*** Given entries ***

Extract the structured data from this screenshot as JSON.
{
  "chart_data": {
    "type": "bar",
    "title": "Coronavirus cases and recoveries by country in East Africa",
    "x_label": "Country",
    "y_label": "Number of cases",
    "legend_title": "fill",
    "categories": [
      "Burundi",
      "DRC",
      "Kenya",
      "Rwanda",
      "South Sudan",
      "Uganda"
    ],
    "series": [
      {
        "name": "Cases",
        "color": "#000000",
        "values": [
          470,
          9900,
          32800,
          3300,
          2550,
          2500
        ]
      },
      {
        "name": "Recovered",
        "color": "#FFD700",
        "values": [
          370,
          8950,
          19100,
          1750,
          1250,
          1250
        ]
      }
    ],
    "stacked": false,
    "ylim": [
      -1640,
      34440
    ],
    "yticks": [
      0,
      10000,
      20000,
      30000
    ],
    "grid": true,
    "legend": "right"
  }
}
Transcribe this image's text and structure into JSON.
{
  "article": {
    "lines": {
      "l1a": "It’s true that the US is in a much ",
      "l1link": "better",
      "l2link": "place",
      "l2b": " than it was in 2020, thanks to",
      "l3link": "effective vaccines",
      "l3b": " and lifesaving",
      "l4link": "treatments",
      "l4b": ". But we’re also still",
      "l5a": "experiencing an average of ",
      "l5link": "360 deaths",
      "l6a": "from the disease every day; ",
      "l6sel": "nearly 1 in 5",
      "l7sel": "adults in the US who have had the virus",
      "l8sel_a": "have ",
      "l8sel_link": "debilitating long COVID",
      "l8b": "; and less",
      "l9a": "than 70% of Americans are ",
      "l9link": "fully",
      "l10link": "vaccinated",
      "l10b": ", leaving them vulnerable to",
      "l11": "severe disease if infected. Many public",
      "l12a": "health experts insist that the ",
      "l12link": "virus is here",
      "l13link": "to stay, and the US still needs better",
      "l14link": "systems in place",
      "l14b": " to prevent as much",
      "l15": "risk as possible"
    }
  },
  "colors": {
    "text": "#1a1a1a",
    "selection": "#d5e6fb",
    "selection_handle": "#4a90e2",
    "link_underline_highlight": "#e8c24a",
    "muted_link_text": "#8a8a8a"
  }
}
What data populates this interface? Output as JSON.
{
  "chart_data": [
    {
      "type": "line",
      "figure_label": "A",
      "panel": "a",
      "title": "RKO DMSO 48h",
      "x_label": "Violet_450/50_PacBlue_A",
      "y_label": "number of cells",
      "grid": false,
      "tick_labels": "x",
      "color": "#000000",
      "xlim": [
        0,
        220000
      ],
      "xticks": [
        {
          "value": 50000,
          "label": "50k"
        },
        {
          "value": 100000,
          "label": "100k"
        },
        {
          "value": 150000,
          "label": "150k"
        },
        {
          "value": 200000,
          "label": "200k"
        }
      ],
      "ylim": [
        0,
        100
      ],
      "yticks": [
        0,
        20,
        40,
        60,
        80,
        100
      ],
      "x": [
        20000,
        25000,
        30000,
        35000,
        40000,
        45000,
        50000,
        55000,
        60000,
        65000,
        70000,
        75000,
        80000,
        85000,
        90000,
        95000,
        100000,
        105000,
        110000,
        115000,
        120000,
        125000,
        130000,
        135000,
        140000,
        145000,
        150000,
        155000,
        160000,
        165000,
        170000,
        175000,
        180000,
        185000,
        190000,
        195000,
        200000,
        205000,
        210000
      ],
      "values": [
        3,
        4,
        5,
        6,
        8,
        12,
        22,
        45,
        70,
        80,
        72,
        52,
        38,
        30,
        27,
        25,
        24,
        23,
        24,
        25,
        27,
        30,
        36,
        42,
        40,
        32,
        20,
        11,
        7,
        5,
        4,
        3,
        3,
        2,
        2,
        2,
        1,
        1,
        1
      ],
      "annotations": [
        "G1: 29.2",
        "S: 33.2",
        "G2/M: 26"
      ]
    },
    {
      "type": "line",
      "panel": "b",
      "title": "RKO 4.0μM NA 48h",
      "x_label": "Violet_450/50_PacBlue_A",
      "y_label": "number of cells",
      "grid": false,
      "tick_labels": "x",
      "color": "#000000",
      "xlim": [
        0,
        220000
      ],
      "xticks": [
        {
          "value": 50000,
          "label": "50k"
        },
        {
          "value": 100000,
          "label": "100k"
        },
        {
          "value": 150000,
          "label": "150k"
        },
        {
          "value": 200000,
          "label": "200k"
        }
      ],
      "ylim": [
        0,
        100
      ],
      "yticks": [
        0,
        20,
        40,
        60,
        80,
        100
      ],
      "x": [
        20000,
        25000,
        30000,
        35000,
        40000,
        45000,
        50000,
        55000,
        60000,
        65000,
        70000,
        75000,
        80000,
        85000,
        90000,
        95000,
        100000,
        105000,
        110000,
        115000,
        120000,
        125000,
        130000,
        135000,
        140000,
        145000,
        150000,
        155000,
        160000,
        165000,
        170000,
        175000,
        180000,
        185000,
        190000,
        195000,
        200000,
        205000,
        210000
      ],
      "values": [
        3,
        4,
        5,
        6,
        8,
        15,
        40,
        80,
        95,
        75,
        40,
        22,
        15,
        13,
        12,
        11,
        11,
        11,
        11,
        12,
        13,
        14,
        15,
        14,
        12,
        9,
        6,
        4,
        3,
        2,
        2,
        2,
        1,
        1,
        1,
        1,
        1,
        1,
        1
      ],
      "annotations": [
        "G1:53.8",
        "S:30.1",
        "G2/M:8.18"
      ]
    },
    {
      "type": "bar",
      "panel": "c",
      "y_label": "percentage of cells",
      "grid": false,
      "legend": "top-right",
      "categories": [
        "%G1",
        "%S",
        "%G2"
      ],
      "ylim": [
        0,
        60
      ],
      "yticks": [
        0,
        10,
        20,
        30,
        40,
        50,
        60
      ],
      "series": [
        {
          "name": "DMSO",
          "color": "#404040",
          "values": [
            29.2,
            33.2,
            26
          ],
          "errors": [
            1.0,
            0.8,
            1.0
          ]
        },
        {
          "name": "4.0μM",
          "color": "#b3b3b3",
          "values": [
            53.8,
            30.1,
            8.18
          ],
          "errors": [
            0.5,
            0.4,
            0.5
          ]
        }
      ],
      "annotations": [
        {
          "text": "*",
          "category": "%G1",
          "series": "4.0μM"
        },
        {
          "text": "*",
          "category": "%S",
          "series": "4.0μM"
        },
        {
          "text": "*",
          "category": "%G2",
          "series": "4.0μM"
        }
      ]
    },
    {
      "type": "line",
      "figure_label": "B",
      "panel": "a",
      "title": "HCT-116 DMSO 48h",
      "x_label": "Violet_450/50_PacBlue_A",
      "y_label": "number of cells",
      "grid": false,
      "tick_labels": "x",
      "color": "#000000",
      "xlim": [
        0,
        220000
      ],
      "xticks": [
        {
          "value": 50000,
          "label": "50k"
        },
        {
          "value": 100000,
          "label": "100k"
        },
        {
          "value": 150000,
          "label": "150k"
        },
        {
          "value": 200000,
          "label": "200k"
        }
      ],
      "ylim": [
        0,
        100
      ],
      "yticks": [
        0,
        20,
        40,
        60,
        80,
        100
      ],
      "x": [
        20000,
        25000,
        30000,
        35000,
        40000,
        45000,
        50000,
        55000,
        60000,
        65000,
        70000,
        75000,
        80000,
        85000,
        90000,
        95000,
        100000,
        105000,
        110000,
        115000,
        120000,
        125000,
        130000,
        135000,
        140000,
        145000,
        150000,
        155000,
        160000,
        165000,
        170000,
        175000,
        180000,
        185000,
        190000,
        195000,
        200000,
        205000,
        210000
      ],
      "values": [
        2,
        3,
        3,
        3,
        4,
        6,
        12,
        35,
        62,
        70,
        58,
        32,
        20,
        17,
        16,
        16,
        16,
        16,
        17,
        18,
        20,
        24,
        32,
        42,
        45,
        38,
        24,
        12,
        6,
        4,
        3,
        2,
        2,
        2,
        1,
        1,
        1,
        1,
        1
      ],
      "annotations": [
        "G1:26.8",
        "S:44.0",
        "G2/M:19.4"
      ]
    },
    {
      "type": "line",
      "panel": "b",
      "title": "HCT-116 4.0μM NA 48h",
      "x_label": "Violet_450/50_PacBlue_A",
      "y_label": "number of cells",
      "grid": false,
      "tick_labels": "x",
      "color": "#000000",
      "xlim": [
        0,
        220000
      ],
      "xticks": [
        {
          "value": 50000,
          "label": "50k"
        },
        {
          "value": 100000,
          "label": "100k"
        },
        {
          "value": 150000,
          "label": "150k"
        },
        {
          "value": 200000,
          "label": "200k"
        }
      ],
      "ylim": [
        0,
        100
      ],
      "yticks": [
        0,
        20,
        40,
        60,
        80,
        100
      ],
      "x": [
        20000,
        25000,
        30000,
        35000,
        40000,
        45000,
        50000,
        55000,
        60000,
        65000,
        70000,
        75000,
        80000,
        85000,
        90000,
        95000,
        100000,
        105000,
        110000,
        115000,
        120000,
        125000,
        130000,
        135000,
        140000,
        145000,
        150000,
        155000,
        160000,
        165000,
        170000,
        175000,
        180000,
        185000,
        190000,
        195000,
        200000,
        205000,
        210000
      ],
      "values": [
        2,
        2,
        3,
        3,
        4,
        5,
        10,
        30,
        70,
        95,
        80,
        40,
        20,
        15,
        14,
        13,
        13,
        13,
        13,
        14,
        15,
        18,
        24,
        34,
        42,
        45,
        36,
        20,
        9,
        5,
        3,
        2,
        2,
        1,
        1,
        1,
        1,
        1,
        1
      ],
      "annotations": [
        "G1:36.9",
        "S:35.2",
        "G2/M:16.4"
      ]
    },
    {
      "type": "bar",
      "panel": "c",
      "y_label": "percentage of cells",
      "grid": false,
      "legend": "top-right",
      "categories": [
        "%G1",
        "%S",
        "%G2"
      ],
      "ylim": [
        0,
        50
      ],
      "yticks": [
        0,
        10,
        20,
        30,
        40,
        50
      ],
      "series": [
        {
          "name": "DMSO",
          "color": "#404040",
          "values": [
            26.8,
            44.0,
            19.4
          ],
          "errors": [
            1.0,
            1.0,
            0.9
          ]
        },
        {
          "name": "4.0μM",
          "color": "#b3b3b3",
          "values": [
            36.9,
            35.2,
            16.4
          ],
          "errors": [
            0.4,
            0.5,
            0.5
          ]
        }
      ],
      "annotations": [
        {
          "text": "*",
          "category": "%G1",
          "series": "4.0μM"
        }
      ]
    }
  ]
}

*** End of Given entries ***

**Directions for this task**
What lines of the listing above hold "true"? Copy all of them.

**Exercise answer**
    "grid": true,
      "l1a": "It’s true that the US is in a much ",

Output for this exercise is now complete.